引用文の「共和国へは北京から入ります。」から「変です。感謝の他有りません。」までをすべて、一字も変えずに打ち直してください。

引用文:
+++

墓参訪朝を終えて―豊田 フミ子
やっと、やっと父と弟に会いに行く事が出来ました。
終戦当時体調の悪かった父は、勿論治療等出来ない劣悪な環境の避難生活の中、「内地に帰りたい」「内地に家族を連れて帰るまで」と、望郷の念いっぱいの中、昭和20年11月28日他界しました。43才でした。弟はその3ヶ月後に栄養失調でなくなり、私達は毛髪と爪しか持って帰れませんでした。
あれからほぼ70年です。10才だった私は79才になります。墓参がいよいよ現実化しはじめた今年の5,6月頃から、私の気持ちは複雑なものでした。墓参に対しての重み、喜び、埋葬されている方達への申し訳ない思い、そして旅への不安等々。
共和国へは北京から入ります。共和国では平壌のホテルを核にして一泊又は二泊の墓参の旅です。先ず清津へ。最初の埋葬地古茂山へ。お兄さんを亡くされた方の墓参でした。私達もおまいりさせて頂き、皆同じ思いで涙しました。翌日は清津の展望台から私が希望していた清津製鉄所の社宅が有った油坂辺りを見る予定でしたが、霧が深く、下の方は何も見えませんでした。ただその油坂も、社宅等は全部なくなり、アパートが建っているとの事。納得はしても寂しさを禁じえません。共和国の関係者の方が私達の色々な依頼を調査して下さるのですが、なにしろ70年前は私達も子供で曖昧な記憶しか有りません。その僅かな資料が基になるのですから、大変です。感謝の他有りません。

+++

提示データ:

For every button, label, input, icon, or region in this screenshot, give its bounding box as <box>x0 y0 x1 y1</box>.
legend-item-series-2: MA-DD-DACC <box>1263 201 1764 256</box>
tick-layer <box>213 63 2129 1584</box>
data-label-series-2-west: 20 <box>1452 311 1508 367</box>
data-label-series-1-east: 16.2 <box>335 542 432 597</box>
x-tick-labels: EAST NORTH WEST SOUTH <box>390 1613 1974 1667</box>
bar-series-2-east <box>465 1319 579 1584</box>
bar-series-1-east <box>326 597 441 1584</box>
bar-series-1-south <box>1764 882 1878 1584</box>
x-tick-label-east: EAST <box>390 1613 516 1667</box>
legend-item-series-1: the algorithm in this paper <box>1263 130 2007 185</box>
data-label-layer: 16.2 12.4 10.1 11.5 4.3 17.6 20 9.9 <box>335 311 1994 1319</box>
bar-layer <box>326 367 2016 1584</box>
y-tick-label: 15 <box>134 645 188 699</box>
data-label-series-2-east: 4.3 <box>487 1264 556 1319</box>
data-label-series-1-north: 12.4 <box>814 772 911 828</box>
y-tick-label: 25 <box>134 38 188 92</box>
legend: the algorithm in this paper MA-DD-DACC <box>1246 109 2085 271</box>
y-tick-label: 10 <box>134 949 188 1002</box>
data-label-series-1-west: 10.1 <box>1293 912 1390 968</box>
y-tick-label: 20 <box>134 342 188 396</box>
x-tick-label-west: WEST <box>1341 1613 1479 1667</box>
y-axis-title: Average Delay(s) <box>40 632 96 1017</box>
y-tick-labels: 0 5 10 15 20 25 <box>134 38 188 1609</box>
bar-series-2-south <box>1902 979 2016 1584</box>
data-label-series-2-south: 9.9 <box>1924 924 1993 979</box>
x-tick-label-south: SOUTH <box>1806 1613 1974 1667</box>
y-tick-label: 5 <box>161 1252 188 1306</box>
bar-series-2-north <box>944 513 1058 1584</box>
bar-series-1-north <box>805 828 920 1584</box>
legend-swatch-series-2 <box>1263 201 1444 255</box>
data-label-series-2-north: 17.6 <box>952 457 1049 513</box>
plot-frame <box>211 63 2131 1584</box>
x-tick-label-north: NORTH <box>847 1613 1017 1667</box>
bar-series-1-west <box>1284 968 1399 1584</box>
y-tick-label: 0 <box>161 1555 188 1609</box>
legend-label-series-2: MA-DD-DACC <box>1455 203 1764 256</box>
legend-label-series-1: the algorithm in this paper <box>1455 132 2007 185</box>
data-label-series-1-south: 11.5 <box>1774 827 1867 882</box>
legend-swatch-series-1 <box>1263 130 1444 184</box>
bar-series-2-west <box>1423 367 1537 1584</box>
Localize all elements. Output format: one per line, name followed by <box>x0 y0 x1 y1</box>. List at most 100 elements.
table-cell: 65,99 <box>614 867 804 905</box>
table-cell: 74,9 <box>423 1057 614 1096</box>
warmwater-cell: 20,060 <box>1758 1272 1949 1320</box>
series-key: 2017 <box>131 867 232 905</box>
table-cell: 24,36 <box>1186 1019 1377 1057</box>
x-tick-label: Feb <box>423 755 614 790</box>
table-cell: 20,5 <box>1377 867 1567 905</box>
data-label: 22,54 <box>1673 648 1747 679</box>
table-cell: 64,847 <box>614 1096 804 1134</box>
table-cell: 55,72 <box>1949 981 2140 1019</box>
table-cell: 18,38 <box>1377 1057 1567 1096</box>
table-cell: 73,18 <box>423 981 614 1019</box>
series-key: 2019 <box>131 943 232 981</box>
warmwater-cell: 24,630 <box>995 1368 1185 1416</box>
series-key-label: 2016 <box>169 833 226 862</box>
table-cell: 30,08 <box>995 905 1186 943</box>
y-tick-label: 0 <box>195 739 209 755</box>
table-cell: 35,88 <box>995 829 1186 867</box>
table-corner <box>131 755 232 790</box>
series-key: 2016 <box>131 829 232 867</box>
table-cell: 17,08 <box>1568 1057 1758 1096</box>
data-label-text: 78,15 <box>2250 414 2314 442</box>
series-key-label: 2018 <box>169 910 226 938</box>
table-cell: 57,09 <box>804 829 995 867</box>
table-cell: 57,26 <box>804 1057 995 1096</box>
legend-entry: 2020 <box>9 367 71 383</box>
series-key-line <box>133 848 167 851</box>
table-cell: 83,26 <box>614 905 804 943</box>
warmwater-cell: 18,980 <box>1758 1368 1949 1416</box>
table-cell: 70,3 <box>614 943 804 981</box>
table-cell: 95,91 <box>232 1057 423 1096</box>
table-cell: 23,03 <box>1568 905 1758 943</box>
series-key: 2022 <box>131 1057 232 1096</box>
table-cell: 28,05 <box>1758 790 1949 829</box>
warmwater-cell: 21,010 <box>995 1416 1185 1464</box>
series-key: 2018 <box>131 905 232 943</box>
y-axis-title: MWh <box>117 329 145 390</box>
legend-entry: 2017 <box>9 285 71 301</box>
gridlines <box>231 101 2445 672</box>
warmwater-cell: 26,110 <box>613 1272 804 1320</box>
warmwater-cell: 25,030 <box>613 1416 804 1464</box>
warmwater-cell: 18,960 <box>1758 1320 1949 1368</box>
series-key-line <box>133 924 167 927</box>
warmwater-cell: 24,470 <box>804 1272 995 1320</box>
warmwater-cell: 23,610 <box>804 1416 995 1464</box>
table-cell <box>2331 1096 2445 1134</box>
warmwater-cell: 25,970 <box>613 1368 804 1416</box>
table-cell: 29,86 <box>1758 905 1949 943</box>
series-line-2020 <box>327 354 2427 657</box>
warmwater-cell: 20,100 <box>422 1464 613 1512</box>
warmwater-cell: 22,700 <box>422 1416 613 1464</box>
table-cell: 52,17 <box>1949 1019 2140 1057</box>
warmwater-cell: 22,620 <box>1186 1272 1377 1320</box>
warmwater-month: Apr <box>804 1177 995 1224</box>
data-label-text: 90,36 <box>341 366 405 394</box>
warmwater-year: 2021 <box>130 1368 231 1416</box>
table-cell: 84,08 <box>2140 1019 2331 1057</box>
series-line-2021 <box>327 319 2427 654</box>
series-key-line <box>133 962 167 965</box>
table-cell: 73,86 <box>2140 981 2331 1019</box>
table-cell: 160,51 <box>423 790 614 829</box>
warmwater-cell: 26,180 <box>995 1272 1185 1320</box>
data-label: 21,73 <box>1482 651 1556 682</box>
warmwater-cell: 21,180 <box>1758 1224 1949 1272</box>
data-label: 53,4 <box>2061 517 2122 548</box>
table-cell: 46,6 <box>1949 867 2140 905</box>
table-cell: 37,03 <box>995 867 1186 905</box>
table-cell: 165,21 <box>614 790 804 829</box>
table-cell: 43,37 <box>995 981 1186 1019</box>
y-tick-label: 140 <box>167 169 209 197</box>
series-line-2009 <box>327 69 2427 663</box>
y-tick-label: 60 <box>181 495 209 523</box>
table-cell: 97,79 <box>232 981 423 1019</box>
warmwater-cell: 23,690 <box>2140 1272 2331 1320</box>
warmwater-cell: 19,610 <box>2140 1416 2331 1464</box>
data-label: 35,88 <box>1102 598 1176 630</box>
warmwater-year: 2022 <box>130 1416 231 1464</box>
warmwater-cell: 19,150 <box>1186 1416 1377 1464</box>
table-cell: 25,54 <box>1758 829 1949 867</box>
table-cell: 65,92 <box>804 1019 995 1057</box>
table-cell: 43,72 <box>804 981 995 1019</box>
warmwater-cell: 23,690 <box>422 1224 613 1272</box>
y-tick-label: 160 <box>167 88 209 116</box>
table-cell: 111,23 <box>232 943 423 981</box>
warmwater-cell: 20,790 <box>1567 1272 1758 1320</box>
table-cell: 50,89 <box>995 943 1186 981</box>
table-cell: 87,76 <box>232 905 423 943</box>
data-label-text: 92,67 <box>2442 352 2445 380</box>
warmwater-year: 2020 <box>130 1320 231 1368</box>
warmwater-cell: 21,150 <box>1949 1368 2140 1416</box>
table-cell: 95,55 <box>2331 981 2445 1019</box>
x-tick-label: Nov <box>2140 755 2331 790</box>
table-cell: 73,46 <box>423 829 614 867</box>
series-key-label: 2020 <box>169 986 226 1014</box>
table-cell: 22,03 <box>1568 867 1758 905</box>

+++

実施結果:
共和国へは北京から入ります。共和国では平壌のホテルを核にして一泊又は二泊の墓参の旅です。先ず清津へ。最初の埋葬地古茂山へ。お兄さんを亡くされた方の墓参でした。私達もおまいりさせて頂き、皆同じ思いで涙しました。翌日は清津の展望台から私が希望していた清津製鉄所の社宅が有った油坂辺りを見る予定でしたが、霧が深く、下の方は何も見えませんでした。ただその油坂も、社宅等は全部なくなり、アパートが建っているとの事。納得はしても寂しさを禁じえません。共和国の関係者の方が私達の色々な依頼を調査して下さるのですが、なにしろ70年前は私達も子供で曖昧な記憶しか有りません。その僅かな資料が基になるのですから、大変です。感謝の他有りません。